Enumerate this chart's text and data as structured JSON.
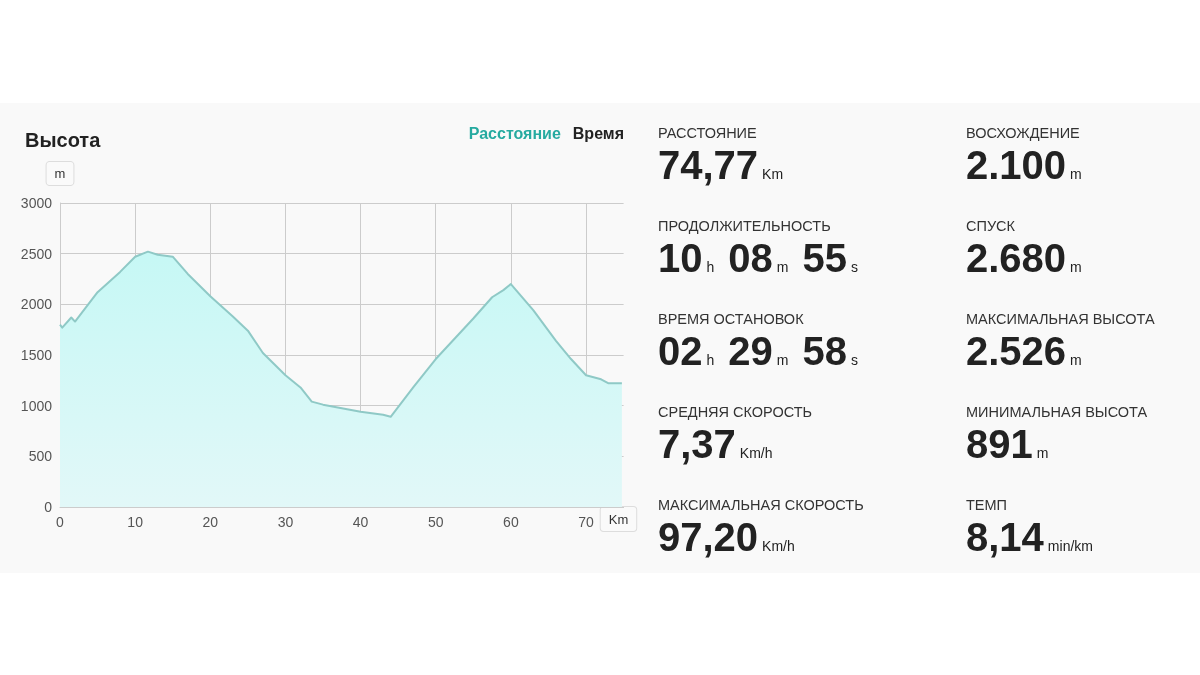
{
  "chart_data": [
    {
      "type": "area",
      "title": "Высота",
      "ylabel": "m",
      "xlabel": "Km",
      "annotations": [
        "Расстояние",
        "Время"
      ],
      "x": [
        0,
        0.3,
        1.5,
        2,
        5,
        8,
        10,
        11.7,
        13,
        15,
        17,
        20,
        23,
        25,
        27,
        30,
        32,
        33.5,
        35,
        40,
        43,
        44,
        47,
        50,
        55,
        57.5,
        59,
        60,
        63,
        66,
        68,
        70,
        72,
        73,
        74.77
      ],
      "series": [
        {
          "color": "#8fc9c6",
          "values": [
            1800,
            1770,
            1870,
            1830,
            2120,
            2320,
            2470,
            2520,
            2490,
            2470,
            2300,
            2080,
            1880,
            1740,
            1520,
            1300,
            1180,
            1040,
            1010,
            940,
            910,
            890,
            1180,
            1460,
            1860,
            2070,
            2140,
            2200,
            1940,
            1640,
            1460,
            1300,
            1260,
            1220,
            1220
          ]
        }
      ],
      "xlim": [
        0,
        75
      ],
      "xticks": [
        0,
        10,
        20,
        30,
        40,
        50,
        60,
        70
      ],
      "ylim": [
        0,
        3000
      ],
      "yticks": [
        0,
        500,
        1000,
        1500,
        2000,
        2500,
        3000
      ],
      "grid": true,
      "marker": "none"
    },
    {
      "type": "other",
      "annotations": [
        "РАССТОЯНИЕ",
        "74,77",
        "Km"
      ]
    },
    {
      "type": "other",
      "annotations": [
        "ВОСХОЖДЕНИЕ",
        "2.100",
        "m"
      ]
    },
    {
      "type": "other",
      "annotations": [
        "ПРОДОЛЖИТЕЛЬНОСТЬ",
        "10",
        "h",
        "08",
        "m",
        "55",
        "s"
      ]
    },
    {
      "type": "other",
      "annotations": [
        "СПУСК",
        "2.680",
        "m"
      ]
    },
    {
      "type": "other",
      "annotations": [
        "ВРЕМЯ ОСТАНОВОК",
        "02",
        "h",
        "29",
        "m",
        "58",
        "s"
      ]
    },
    {
      "type": "other",
      "annotations": [
        "МАКСИМАЛЬНАЯ ВЫСОТА",
        "2.526",
        "m"
      ]
    },
    {
      "type": "other",
      "annotations": [
        "СРЕДНЯЯ СКОРОСТЬ",
        "7,37",
        "Km/h"
      ]
    },
    {
      "type": "other",
      "annotations": [
        "МИНИМАЛЬНАЯ ВЫСОТА",
        "891",
        "m"
      ]
    },
    {
      "type": "other",
      "annotations": [
        "МАКСИМАЛЬНАЯ СКОРОСТЬ",
        "97,20",
        "Km/h"
      ]
    },
    {
      "type": "other",
      "annotations": [
        "ТЕМП",
        "8,14",
        "min/km"
      ]
    }
  ]
}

:::::

Short task
From the data above, pick out each line containing "МАКСИМАЛЬНАЯ" and copy it.

Task result
        "МАКСИМАЛЬНАЯ ВЫСОТА",
        "МАКСИМАЛЬНАЯ СКОРОСТЬ",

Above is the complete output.